───── Excerpted data ─────

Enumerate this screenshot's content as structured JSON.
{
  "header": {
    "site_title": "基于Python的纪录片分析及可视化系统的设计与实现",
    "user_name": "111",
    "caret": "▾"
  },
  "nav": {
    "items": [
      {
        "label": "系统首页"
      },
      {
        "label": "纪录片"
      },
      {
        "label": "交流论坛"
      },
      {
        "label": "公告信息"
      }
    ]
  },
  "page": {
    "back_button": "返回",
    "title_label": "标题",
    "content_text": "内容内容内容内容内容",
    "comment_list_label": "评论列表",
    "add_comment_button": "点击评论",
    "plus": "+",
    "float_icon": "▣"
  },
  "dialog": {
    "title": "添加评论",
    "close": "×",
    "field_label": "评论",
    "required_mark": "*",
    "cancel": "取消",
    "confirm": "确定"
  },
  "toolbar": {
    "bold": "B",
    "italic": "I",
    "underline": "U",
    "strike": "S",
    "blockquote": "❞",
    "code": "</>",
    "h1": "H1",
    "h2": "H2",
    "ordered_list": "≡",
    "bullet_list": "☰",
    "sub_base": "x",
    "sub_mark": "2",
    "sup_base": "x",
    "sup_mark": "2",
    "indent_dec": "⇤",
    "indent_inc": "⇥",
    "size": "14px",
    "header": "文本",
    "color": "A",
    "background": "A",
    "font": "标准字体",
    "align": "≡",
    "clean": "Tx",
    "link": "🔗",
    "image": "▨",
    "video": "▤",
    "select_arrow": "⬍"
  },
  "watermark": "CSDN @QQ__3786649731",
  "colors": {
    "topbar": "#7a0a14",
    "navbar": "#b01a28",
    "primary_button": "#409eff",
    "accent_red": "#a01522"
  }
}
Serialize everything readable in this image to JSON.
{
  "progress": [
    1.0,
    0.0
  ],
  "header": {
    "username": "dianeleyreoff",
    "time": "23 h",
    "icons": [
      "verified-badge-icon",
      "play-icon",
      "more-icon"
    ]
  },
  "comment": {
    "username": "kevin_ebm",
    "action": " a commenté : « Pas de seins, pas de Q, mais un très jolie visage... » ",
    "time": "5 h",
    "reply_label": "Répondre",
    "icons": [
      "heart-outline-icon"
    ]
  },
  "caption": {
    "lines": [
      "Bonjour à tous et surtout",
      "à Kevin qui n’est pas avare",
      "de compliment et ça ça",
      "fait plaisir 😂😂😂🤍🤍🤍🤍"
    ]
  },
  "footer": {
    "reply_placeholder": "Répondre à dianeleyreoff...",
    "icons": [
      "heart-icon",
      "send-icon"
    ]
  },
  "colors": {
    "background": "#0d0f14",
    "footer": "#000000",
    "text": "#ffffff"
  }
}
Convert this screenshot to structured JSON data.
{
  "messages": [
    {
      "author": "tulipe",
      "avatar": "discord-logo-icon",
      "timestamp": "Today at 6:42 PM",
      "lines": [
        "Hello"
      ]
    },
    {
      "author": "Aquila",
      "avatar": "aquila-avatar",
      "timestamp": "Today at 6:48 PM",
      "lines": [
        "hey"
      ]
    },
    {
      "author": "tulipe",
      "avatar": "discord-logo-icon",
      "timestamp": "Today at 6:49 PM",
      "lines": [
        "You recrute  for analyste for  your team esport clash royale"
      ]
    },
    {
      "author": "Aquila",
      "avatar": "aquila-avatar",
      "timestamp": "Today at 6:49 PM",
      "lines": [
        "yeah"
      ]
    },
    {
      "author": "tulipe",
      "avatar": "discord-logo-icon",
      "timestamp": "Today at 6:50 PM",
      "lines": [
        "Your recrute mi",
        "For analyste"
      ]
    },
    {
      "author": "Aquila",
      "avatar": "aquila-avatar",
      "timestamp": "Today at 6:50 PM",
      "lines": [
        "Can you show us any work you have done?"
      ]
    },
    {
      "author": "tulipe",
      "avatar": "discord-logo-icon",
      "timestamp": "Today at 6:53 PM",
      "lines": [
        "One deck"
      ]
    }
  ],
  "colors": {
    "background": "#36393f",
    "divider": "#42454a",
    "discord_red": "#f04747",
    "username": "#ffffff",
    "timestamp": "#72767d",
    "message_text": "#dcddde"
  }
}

─────

Requirement >> Return the entries above exactly as they appear.

Task solution >>
Enumerate this screenshot's content as structured JSON.
{
  "header": {
    "site_title": "基于Python的纪录片分析及可视化系统的设计与实现",
    "user_name": "111",
    "caret": "▾"
  },
  "nav": {
    "items": [
      {
        "label": "系统首页"
      },
      {
        "label": "纪录片"
      },
      {
        "label": "交流论坛"
      },
      {
        "label": "公告信息"
      }
    ]
  },
  "page": {
    "back_button": "返回",
    "title_label": "标题",
    "content_text": "内容内容内容内容内容",
    "comment_list_label": "评论列表",
    "add_comment_button": "点击评论",
    "plus": "+",
    "float_icon": "▣"
  },
  "dialog": {
    "title": "添加评论",
    "close": "×",
    "field_label": "评论",
    "required_mark": "*",
    "cancel": "取消",
    "confirm": "确定"
  },
  "toolbar": {
    "bold": "B",
    "italic": "I",
    "underline": "U",
    "strike": "S",
    "blockquote": "❞",
    "code": "</>",
    "h1": "H1",
    "h2": "H2",
    "ordered_list": "≡",
    "bullet_list": "☰",
    "sub_base": "x",
    "sub_mark": "2",
    "sup_base": "x",
    "sup_mark": "2",
    "indent_dec": "⇤",
    "indent_inc": "⇥",
    "size": "14px",
    "header": "文本",
    "color": "A",
    "background": "A",
    "font": "标准字体",
    "align": "≡",
    "clean": "Tx",
    "link": "🔗",
    "image": "▨",
    "video": "▤",
    "select_arrow": "⬍"
  },
  "watermark": "CSDN @QQ__3786649731",
  "colors": {
    "topbar": "#7a0a14",
    "navbar": "#b01a28",
    "primary_button": "#409eff",
    "accent_red": "#a01522"
  }
}
Serialize everything readable in this image to JSON.
{
  "progress": [
    1.0,
    0.0
  ],
  "header": {
    "username": "dianeleyreoff",
    "time": "23 h",
    "icons": [
      "verified-badge-icon",
      "play-icon",
      "more-icon"
    ]
  },
  "comment": {
    "username": "kevin_ebm",
    "action": " a commenté : « Pas de seins, pas de Q, mais un très jolie visage... » ",
    "time": "5 h",
    "reply_label": "Répondre",
    "icons": [
      "heart-outline-icon"
    ]
  },
  "caption": {
    "lines": [
      "Bonjour à tous et surtout",
      "à Kevin qui n’est pas avare",
      "de compliment et ça ça",
      "fait plaisir 😂😂😂🤍🤍🤍🤍"
    ]
  },
  "footer": {
    "reply_placeholder": "Répondre à dianeleyreoff...",
    "icons": [
      "heart-icon",
      "send-icon"
    ]
  },
  "colors": {
    "background": "#0d0f14",
    "footer": "#000000",
    "text": "#ffffff"
  }
}
Convert this screenshot to structured JSON data.
{
  "messages": [
    {
      "author": "tulipe",
      "avatar": "discord-logo-icon",
      "timestamp": "Today at 6:42 PM",
      "lines": [
        "Hello"
      ]
    },
    {
      "author": "Aquila",
      "avatar": "aquila-avatar",
      "timestamp": "Today at 6:48 PM",
      "lines": [
        "hey"
      ]
    },
    {
      "author": "tulipe",
      "avatar": "discord-logo-icon",
      "timestamp": "Today at 6:49 PM",
      "lines": [
        "You recrute  for analyste for  your team esport clash royale"
      ]
    },
    {
      "author": "Aquila",
      "avatar": "aquila-avatar",
      "timestamp": "Today at 6:49 PM",
      "lines": [
        "yeah"
      ]
    },
    {
      "author": "tulipe",
      "avatar": "discord-logo-icon",
      "timestamp": "Today at 6:50 PM",
      "lines": [
        "Your recrute mi",
        "For analyste"
      ]
    },
    {
      "author": "Aquila",
      "avatar": "aquila-avatar",
      "timestamp": "Today at 6:50 PM",
      "lines": [
        "Can you show us any work you have done?"
      ]
    },
    {
      "author": "tulipe",
      "avatar": "discord-logo-icon",
      "timestamp": "Today at 6:53 PM",
      "lines": [
        "One deck"
      ]
    }
  ],
  "colors": {
    "background": "#36393f",
    "divider": "#42454a",
    "discord_red": "#f04747",
    "username": "#ffffff",
    "timestamp": "#72767d",
    "message_text": "#dcddde"
  }
}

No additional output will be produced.